→ Stated goal
Spot each line in the records below where the word "blue" occurs, then copy it.

→ Material provided
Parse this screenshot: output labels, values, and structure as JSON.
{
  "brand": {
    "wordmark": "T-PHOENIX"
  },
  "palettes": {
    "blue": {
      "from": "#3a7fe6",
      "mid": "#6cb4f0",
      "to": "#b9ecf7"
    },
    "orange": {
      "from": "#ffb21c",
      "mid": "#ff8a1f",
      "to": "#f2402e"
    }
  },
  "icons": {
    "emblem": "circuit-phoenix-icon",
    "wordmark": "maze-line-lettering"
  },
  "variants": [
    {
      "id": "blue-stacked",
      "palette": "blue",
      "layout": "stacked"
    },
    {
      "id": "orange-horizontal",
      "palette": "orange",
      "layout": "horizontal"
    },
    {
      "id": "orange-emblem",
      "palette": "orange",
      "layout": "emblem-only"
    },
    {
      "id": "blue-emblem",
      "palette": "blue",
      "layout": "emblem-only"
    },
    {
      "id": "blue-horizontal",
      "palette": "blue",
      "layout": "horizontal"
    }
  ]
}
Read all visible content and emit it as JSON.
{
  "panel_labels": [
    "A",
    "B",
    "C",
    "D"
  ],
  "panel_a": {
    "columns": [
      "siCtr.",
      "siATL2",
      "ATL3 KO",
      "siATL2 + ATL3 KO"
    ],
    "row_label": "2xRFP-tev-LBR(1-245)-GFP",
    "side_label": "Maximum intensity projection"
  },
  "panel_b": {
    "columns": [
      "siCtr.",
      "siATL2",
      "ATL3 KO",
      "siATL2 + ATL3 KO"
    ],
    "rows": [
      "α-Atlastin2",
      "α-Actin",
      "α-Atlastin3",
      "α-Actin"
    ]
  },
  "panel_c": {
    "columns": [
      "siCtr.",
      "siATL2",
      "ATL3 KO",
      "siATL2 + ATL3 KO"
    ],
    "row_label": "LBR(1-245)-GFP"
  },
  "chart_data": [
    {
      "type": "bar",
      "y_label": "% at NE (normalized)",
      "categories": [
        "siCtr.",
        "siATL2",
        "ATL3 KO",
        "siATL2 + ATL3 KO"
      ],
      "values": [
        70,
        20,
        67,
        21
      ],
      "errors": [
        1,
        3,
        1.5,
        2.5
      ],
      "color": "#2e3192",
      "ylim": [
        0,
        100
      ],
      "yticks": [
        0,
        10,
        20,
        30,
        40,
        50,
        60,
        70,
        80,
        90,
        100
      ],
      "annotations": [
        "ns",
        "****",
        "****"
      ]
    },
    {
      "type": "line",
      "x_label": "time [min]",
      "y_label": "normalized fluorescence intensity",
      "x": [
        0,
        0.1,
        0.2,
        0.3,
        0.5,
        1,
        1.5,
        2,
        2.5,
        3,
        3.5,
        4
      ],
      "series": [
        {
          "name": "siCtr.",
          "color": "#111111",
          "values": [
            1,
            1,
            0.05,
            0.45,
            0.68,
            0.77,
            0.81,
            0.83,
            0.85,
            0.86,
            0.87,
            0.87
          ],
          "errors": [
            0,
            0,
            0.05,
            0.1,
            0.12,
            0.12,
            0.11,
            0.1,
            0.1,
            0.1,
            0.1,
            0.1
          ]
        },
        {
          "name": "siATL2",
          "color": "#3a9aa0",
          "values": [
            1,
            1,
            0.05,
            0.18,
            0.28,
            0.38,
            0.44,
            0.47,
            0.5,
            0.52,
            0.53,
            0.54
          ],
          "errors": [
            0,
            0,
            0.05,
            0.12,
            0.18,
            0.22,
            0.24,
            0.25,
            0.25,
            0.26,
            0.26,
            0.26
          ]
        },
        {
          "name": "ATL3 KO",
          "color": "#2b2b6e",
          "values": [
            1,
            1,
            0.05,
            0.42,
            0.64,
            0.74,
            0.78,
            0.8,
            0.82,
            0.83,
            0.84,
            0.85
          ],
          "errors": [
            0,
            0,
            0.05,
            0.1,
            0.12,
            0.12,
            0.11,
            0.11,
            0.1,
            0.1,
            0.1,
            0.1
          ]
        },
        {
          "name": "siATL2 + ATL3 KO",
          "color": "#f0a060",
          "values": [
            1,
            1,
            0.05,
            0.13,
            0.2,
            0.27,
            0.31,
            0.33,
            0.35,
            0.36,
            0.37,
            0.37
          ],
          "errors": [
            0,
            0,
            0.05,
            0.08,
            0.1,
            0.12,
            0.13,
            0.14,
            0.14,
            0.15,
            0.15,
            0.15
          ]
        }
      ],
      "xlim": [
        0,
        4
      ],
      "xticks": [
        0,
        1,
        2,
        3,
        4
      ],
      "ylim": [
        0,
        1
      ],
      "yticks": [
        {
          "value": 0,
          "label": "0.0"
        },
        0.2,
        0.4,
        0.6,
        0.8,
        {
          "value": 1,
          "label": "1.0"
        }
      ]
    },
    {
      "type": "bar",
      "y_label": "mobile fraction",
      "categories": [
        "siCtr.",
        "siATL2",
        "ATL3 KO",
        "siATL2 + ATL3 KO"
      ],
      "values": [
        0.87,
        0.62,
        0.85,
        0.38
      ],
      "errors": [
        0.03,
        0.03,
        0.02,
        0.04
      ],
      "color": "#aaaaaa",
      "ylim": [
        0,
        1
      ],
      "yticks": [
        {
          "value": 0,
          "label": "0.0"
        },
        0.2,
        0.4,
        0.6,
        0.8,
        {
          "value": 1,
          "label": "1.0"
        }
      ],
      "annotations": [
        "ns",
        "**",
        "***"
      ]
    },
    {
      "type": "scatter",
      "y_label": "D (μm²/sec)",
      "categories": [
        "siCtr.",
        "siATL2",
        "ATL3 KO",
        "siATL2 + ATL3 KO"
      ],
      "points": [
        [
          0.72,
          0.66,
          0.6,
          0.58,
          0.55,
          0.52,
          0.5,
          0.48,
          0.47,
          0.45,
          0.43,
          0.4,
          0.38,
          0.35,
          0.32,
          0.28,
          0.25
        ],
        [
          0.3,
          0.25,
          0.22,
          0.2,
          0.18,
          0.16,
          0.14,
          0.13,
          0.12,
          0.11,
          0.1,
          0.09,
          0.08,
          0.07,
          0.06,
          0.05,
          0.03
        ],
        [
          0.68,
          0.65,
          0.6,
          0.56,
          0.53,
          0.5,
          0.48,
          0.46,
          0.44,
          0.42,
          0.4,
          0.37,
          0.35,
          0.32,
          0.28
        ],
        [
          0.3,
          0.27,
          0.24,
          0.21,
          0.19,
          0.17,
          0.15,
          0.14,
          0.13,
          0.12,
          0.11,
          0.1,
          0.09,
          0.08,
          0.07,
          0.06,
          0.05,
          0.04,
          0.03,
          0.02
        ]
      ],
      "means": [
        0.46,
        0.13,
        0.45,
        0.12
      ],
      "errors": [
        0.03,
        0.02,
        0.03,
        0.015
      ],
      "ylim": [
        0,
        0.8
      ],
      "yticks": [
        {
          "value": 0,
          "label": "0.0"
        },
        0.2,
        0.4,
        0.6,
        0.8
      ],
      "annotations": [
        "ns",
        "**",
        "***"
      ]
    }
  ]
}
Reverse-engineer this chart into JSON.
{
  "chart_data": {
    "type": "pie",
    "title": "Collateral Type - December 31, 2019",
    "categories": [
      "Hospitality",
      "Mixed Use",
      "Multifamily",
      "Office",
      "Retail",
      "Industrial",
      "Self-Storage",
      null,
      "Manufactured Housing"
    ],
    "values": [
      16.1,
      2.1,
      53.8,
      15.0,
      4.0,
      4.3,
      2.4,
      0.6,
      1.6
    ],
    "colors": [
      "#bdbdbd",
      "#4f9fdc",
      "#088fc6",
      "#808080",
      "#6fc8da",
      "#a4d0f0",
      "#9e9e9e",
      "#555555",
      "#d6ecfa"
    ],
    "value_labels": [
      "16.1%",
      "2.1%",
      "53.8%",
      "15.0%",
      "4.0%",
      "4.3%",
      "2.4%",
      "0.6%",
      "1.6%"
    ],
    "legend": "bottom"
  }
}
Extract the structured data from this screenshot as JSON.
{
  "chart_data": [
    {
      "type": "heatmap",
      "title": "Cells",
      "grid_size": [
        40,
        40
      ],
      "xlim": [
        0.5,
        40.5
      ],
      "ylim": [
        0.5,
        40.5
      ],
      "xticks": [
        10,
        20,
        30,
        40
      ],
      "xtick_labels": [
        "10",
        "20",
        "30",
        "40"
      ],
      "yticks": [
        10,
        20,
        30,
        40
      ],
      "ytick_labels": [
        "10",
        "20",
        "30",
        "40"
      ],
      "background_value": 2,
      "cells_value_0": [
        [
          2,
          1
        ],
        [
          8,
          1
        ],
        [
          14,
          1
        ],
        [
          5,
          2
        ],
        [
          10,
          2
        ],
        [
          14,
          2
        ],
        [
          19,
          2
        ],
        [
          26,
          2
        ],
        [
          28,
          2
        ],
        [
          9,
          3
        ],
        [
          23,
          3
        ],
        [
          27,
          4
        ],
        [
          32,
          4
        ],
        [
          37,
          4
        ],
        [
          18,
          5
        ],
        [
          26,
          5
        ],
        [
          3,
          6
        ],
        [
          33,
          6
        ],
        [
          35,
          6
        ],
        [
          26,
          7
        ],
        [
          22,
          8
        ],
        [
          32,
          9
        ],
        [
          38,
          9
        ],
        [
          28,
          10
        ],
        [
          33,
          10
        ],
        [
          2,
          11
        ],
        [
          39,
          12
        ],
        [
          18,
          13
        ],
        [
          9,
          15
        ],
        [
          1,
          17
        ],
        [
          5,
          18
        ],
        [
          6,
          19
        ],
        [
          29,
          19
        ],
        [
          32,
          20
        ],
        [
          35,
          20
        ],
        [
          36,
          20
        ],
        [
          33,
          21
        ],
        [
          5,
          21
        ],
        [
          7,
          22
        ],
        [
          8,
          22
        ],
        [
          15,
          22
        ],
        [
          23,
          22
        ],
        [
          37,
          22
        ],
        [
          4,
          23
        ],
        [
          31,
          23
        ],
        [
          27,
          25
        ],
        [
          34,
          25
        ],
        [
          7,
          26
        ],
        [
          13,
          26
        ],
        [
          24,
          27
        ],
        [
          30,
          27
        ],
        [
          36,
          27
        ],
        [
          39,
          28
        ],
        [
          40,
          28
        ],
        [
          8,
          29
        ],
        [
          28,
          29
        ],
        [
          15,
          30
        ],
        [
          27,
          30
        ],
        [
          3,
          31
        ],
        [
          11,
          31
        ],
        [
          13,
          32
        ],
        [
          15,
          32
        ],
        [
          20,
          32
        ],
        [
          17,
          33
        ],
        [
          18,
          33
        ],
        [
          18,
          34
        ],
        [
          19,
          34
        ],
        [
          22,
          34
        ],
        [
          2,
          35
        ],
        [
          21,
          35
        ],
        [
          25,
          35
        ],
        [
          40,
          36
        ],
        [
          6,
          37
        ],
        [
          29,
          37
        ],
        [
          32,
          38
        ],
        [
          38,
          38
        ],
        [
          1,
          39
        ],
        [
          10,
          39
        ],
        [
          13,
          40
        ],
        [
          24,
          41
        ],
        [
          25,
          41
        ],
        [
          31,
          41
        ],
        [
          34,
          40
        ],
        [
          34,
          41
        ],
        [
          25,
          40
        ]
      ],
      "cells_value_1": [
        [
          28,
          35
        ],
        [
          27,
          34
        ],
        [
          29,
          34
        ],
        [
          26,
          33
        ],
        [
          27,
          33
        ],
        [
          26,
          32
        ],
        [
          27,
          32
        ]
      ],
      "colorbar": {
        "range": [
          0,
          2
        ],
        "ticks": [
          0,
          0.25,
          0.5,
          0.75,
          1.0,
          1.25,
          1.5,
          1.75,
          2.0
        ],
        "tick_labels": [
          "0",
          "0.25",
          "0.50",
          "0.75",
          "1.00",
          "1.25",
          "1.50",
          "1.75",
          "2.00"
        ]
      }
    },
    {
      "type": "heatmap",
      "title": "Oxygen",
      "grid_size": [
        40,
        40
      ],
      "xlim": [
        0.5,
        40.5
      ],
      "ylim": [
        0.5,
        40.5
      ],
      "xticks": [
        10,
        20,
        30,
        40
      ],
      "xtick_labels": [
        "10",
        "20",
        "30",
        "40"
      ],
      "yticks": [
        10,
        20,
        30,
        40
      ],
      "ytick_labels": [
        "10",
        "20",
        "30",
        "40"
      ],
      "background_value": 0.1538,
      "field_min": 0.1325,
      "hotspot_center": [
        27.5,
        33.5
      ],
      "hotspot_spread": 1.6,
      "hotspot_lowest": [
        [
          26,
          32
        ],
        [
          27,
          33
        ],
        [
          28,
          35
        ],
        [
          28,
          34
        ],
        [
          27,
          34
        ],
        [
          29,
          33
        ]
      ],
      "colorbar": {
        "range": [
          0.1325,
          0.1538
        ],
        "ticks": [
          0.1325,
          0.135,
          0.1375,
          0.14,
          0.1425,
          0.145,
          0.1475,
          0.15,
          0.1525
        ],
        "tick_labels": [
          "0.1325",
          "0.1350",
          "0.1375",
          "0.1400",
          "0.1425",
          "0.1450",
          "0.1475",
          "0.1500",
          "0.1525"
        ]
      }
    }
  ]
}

→ Full solution
    "blue": {
      "id": "blue-stacked",
      "palette": "blue",
      "id": "blue-emblem",
      "palette": "blue",
      "id": "blue-horizontal",
      "palette": "blue",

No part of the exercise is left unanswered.